§ THE PROBLEM: Copy out the data word for word, from its first line through the line with "colorbar-label: -3 <box>530 603 538 613</box>", and include both of those lines.

§ LISTING:
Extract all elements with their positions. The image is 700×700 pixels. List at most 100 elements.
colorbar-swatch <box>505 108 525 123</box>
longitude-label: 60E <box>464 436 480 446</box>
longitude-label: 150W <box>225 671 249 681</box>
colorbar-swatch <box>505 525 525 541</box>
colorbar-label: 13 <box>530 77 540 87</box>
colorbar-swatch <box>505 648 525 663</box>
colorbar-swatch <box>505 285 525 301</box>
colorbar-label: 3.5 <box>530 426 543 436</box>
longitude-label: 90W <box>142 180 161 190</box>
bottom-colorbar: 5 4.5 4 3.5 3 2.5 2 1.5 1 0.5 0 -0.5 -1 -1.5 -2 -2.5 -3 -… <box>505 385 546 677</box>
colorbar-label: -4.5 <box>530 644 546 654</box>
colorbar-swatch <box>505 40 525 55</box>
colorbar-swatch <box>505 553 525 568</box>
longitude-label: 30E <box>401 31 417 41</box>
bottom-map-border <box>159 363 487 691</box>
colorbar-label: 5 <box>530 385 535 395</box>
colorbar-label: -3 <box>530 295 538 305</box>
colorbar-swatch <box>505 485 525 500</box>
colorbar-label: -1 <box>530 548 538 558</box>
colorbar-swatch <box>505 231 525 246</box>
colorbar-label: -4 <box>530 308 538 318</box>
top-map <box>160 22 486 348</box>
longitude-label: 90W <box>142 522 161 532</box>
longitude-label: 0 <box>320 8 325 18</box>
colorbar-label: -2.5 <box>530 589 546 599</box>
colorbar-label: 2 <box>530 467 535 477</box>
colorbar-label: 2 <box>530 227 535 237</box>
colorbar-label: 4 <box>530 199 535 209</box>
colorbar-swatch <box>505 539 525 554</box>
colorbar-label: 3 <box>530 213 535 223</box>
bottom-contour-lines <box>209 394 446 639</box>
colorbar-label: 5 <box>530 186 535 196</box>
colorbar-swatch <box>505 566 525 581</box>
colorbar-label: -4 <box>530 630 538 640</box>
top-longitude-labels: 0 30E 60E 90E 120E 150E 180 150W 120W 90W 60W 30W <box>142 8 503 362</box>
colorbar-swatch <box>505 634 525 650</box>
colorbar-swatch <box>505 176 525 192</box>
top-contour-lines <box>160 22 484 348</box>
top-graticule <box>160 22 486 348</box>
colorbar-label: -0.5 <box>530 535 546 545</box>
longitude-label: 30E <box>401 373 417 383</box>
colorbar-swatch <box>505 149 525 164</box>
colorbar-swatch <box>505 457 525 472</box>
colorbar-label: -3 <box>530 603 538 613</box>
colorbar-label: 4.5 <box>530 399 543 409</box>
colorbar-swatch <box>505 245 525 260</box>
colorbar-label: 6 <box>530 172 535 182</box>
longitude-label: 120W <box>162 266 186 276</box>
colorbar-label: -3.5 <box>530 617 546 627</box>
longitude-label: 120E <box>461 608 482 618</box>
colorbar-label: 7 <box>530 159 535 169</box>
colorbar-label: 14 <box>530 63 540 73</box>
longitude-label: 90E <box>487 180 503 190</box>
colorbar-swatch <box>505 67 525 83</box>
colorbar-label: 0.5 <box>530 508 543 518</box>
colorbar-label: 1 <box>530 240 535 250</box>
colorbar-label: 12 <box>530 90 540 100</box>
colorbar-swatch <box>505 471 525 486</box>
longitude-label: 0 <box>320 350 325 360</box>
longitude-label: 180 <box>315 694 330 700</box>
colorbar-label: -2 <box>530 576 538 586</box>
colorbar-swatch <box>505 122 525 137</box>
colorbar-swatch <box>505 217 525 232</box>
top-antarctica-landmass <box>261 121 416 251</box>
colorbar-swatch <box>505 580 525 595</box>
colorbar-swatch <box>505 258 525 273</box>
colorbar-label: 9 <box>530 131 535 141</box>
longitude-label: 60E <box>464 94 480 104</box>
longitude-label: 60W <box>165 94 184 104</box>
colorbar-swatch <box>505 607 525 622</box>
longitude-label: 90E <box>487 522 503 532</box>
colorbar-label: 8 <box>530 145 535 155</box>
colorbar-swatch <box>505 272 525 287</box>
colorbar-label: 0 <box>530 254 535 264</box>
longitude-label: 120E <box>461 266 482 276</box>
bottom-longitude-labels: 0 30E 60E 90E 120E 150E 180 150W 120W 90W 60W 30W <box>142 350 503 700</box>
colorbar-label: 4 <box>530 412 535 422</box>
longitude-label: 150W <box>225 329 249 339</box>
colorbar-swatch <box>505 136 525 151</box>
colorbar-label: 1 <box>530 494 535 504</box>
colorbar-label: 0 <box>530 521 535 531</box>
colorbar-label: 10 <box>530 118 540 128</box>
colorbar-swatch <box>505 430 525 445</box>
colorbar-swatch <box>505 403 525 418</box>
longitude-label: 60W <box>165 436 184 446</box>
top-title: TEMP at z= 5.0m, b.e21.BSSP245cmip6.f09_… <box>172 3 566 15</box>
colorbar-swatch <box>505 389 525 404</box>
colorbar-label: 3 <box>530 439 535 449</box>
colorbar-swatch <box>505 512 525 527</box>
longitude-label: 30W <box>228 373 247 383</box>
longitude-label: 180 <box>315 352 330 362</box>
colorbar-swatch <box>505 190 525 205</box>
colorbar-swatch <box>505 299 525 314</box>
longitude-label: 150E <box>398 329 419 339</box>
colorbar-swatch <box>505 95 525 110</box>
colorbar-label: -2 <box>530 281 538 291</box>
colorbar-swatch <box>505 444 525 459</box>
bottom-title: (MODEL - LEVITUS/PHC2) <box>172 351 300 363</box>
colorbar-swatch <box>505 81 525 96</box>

§ RESPONSE FOR THIS EXERCISE:
Extract all elements with their positions. The image is 700×700 pixels. List at most 100 elements.
colorbar-swatch <box>505 108 525 123</box>
longitude-label: 60E <box>464 436 480 446</box>
longitude-label: 150W <box>225 671 249 681</box>
colorbar-swatch <box>505 525 525 541</box>
colorbar-label: 13 <box>530 77 540 87</box>
colorbar-swatch <box>505 648 525 663</box>
colorbar-swatch <box>505 285 525 301</box>
colorbar-label: 3.5 <box>530 426 543 436</box>
longitude-label: 90W <box>142 180 161 190</box>
bottom-colorbar: 5 4.5 4 3.5 3 2.5 2 1.5 1 0.5 0 -0.5 -1 -1.5 -2 -2.5 -3 -… <box>505 385 546 677</box>
colorbar-label: -4.5 <box>530 644 546 654</box>
colorbar-swatch <box>505 40 525 55</box>
colorbar-swatch <box>505 553 525 568</box>
longitude-label: 30E <box>401 31 417 41</box>
bottom-map-border <box>159 363 487 691</box>
colorbar-label: 5 <box>530 385 535 395</box>
colorbar-label: -3 <box>530 295 538 305</box>
colorbar-swatch <box>505 485 525 500</box>
colorbar-label: -1 <box>530 548 538 558</box>
colorbar-swatch <box>505 231 525 246</box>
colorbar-label: -4 <box>530 308 538 318</box>
top-map <box>160 22 486 348</box>
longitude-label: 90W <box>142 522 161 532</box>
longitude-label: 0 <box>320 8 325 18</box>
colorbar-label: -2.5 <box>530 589 546 599</box>
colorbar-label: 2 <box>530 467 535 477</box>
colorbar-label: 2 <box>530 227 535 237</box>
colorbar-label: 4 <box>530 199 535 209</box>
colorbar-swatch <box>505 539 525 554</box>
colorbar-label: 3 <box>530 213 535 223</box>
bottom-contour-lines <box>209 394 446 639</box>
colorbar-label: 5 <box>530 186 535 196</box>
colorbar-swatch <box>505 566 525 581</box>
colorbar-label: -4 <box>530 630 538 640</box>
top-longitude-labels: 0 30E 60E 90E 120E 150E 180 150W 120W 90W 60W 30W <box>142 8 503 362</box>
colorbar-swatch <box>505 634 525 650</box>
colorbar-swatch <box>505 176 525 192</box>
top-contour-lines <box>160 22 484 348</box>
top-graticule <box>160 22 486 348</box>
colorbar-label: -0.5 <box>530 535 546 545</box>
longitude-label: 30E <box>401 373 417 383</box>
colorbar-swatch <box>505 149 525 164</box>
colorbar-swatch <box>505 457 525 472</box>
colorbar-label: -3 <box>530 603 538 613</box>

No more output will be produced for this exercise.